*Goal of the exercise*
Scan the entries for the string "немного" and give the number of lines that have it, nothing further.
....................
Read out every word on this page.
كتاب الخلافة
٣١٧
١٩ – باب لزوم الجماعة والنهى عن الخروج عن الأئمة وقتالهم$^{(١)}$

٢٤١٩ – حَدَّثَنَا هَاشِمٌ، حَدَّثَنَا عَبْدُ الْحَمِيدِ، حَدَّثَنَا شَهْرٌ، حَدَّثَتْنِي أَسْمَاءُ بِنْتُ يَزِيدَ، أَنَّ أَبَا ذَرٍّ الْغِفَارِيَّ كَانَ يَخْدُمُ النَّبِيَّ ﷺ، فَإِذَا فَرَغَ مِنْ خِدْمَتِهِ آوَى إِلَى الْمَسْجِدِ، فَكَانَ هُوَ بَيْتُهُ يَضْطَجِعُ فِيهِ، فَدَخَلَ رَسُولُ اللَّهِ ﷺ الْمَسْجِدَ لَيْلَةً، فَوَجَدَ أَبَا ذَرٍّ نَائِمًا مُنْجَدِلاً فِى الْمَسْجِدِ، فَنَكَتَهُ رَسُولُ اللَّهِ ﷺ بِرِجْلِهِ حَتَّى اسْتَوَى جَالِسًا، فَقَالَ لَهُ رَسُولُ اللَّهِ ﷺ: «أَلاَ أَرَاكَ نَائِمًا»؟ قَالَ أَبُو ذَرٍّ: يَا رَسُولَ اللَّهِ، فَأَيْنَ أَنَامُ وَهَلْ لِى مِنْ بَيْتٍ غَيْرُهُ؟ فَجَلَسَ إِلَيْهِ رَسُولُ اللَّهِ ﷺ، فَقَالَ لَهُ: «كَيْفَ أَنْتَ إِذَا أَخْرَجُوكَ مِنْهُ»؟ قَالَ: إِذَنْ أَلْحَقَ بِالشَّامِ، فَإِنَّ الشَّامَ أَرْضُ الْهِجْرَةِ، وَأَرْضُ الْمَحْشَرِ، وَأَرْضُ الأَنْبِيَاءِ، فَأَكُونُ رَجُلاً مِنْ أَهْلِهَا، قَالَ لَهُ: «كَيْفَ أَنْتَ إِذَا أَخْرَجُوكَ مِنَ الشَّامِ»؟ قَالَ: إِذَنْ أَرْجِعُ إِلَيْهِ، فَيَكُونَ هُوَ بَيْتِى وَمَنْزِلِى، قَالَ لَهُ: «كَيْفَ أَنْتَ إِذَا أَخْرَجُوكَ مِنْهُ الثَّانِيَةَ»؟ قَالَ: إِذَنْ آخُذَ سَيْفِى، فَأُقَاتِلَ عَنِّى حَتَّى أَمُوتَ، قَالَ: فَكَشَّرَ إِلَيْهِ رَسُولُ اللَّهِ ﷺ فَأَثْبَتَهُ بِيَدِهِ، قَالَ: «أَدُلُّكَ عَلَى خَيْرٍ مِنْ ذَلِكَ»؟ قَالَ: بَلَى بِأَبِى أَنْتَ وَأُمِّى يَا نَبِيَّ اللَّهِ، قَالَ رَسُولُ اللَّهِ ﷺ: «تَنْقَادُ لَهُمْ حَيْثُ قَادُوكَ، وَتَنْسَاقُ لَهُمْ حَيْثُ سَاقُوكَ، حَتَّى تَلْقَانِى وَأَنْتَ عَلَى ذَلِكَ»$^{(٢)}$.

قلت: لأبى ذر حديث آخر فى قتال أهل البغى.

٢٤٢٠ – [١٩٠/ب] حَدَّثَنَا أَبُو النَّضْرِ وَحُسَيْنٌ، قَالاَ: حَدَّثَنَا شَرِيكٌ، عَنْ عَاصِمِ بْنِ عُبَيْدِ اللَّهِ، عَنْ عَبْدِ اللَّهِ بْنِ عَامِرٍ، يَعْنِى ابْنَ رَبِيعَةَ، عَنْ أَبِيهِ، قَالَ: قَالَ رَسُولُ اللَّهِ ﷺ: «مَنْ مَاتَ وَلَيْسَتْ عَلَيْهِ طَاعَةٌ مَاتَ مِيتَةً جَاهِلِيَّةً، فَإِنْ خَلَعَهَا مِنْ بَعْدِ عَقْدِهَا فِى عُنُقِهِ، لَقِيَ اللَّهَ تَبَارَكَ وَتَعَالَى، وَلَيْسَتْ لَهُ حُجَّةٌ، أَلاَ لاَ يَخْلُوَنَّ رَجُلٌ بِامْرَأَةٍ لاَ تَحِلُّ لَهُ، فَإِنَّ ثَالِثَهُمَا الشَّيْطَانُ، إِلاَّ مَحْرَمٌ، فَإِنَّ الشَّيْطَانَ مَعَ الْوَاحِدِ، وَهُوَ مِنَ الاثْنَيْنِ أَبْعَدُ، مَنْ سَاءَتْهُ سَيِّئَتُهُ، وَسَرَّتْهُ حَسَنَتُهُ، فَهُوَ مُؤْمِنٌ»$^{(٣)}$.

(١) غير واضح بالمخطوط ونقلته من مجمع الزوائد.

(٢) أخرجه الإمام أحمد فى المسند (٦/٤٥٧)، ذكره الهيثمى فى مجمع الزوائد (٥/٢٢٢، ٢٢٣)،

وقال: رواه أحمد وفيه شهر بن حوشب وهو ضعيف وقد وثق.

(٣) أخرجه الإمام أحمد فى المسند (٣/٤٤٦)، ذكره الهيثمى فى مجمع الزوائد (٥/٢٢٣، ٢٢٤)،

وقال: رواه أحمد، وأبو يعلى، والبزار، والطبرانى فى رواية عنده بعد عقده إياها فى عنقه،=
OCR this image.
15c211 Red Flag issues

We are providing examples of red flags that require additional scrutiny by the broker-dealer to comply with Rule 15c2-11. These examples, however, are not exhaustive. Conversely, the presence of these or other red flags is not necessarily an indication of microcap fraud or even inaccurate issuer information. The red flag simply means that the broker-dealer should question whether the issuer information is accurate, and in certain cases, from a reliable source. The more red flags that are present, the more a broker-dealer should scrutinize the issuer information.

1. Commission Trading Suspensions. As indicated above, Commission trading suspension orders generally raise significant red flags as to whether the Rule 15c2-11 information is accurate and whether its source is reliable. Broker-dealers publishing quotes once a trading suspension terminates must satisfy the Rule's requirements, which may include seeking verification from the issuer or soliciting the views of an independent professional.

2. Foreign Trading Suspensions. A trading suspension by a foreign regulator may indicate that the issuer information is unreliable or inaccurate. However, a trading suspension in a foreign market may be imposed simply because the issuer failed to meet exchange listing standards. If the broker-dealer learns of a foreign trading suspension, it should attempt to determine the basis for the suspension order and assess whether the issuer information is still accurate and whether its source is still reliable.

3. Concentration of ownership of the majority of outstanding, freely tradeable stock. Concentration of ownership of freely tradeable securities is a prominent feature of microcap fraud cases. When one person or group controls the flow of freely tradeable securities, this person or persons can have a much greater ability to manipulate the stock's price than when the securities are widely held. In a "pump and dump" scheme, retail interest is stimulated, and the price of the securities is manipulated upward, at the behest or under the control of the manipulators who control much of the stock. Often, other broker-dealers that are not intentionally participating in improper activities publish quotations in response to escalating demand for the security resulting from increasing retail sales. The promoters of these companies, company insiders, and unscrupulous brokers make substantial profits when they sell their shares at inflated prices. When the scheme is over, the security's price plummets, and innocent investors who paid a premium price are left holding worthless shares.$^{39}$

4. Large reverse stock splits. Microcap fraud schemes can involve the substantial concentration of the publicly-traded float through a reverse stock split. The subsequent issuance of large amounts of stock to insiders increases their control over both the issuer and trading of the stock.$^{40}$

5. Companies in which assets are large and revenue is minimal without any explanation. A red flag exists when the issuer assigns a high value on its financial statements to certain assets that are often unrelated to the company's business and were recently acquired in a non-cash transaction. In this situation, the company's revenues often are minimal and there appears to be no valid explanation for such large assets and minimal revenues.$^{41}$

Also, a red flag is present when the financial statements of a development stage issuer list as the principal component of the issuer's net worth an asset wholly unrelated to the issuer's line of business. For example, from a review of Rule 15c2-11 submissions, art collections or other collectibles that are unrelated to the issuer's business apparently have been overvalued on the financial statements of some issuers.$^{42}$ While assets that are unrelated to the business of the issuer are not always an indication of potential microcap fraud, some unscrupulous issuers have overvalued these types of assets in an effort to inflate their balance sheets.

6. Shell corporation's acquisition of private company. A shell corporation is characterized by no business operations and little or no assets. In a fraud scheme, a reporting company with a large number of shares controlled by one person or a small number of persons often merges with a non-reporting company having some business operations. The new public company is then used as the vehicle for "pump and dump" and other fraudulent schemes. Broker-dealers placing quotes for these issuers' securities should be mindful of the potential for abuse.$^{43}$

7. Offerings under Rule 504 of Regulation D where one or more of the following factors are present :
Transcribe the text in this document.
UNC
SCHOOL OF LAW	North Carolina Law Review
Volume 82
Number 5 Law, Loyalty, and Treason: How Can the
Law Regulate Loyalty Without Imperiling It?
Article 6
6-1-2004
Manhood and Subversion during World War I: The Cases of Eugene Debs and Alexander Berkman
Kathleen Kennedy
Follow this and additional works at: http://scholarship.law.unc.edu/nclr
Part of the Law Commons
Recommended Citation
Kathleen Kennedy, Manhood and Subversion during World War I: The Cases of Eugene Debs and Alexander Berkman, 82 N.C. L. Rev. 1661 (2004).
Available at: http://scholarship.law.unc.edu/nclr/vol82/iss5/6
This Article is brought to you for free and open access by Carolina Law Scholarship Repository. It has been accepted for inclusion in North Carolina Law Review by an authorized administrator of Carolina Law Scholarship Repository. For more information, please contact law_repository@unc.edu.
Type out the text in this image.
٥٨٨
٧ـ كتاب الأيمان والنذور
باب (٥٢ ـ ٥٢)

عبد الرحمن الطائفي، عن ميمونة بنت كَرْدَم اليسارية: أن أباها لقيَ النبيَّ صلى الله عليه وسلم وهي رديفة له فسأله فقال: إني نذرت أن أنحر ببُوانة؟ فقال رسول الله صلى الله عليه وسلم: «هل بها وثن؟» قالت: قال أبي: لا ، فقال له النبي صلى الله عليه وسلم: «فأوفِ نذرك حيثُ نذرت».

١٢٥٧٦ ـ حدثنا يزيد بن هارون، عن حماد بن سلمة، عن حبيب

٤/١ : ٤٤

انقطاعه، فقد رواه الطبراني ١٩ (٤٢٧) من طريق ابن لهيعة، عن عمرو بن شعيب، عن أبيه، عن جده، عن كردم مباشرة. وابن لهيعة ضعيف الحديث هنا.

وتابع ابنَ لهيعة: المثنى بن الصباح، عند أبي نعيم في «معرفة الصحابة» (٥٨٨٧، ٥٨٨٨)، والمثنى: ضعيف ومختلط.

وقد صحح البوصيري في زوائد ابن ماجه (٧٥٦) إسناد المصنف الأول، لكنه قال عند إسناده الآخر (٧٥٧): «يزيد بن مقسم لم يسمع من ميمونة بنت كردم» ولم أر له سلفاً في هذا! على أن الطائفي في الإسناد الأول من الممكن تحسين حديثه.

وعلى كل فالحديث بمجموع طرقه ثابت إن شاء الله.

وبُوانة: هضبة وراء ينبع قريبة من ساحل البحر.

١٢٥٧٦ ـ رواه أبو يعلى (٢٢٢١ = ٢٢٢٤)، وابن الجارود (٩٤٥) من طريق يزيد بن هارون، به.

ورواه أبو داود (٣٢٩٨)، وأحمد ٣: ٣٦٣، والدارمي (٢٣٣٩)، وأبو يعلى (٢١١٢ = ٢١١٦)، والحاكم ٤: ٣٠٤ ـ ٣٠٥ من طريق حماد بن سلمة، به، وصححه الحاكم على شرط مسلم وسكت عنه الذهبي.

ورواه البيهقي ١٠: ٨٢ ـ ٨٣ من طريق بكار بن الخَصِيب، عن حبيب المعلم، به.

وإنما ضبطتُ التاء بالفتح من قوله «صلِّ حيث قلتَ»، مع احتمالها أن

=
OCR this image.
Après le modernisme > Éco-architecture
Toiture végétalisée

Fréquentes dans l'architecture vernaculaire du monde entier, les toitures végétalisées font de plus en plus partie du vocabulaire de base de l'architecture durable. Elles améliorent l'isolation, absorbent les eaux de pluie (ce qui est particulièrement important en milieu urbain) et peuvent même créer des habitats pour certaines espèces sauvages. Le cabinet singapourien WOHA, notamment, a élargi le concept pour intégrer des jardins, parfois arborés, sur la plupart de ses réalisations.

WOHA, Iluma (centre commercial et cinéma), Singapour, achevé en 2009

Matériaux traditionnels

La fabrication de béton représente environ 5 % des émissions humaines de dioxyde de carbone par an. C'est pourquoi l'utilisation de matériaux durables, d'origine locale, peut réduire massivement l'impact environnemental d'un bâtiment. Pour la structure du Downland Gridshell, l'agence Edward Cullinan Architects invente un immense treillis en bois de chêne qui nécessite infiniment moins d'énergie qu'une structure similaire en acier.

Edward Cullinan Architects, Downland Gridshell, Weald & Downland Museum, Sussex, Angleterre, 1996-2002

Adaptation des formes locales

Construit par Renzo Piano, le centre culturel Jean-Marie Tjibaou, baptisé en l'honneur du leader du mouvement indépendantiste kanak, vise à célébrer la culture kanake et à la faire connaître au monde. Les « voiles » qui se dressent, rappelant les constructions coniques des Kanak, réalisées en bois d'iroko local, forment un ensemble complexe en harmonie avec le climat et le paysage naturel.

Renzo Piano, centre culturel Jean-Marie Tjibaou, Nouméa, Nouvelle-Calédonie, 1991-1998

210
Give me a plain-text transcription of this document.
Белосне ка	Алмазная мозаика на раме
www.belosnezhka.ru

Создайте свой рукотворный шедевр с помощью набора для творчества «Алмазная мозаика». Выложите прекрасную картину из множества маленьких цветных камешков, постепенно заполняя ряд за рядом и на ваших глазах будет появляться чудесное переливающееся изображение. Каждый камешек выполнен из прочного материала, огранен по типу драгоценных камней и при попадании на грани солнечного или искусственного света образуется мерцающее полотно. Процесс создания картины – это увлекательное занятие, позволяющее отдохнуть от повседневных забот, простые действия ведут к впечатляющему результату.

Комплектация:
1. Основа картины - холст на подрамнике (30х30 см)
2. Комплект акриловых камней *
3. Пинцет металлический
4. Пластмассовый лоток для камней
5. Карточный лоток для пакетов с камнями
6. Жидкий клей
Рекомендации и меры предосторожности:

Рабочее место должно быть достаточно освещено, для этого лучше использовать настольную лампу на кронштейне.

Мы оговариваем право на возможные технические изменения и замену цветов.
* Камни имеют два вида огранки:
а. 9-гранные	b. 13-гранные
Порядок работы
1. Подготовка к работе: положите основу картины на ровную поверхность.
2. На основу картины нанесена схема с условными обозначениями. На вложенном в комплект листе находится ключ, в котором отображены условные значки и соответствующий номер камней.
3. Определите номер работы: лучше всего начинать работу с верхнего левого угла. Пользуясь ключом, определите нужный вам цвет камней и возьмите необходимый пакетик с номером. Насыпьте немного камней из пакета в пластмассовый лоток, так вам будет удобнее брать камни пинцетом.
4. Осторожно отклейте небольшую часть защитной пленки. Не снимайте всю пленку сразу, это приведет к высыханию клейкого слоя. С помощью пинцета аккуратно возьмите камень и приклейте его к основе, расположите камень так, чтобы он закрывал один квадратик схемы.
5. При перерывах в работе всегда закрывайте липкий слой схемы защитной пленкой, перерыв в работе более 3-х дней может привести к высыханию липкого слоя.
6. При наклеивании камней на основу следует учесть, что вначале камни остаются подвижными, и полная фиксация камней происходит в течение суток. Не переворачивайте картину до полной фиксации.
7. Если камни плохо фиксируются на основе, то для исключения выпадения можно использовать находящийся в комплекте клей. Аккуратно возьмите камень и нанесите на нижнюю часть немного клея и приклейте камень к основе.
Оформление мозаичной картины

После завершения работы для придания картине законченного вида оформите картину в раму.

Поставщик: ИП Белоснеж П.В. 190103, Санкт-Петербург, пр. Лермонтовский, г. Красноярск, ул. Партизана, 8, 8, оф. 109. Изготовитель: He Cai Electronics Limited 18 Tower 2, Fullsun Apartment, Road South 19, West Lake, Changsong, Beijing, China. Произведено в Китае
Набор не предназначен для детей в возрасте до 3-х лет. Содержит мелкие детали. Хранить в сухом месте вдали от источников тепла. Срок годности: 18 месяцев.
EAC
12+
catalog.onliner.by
....................
*The result*
2